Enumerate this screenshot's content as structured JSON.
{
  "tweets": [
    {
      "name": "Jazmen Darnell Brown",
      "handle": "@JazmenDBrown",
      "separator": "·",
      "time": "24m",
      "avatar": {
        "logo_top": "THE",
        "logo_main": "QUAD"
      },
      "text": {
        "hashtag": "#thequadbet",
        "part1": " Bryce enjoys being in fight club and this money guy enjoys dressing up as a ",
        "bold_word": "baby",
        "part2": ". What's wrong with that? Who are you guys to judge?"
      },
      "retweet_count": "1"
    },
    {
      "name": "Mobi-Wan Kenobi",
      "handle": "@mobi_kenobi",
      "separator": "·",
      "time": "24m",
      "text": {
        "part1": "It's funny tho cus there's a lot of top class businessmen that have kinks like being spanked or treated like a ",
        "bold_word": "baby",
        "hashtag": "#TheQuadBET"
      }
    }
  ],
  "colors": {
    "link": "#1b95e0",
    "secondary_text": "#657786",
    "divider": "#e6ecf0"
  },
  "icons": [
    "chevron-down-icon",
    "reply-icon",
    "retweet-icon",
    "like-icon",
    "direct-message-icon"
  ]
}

+ + + + +

→ **What you have to do**:
Return all of the entries exactly as written.

→ **Correct output**:
Enumerate this screenshot's content as structured JSON.
{
  "tweets": [
    {
      "name": "Jazmen Darnell Brown",
      "handle": "@JazmenDBrown",
      "separator": "·",
      "time": "24m",
      "avatar": {
        "logo_top": "THE",
        "logo_main": "QUAD"
      },
      "text": {
        "hashtag": "#thequadbet",
        "part1": " Bryce enjoys being in fight club and this money guy enjoys dressing up as a ",
        "bold_word": "baby",
        "part2": ". What's wrong with that? Who are you guys to judge?"
      },
      "retweet_count": "1"
    },
    {
      "name": "Mobi-Wan Kenobi",
      "handle": "@mobi_kenobi",
      "separator": "·",
      "time": "24m",
      "text": {
        "part1": "It's funny tho cus there's a lot of top class businessmen that have kinks like being spanked or treated like a ",
        "bold_word": "baby",
        "hashtag": "#TheQuadBET"
      }
    }
  ],
  "colors": {
    "link": "#1b95e0",
    "secondary_text": "#657786",
    "divider": "#e6ecf0"
  },
  "icons": [
    "chevron-down-icon",
    "reply-icon",
    "retweet-icon",
    "like-icon",
    "direct-message-icon"
  ]
}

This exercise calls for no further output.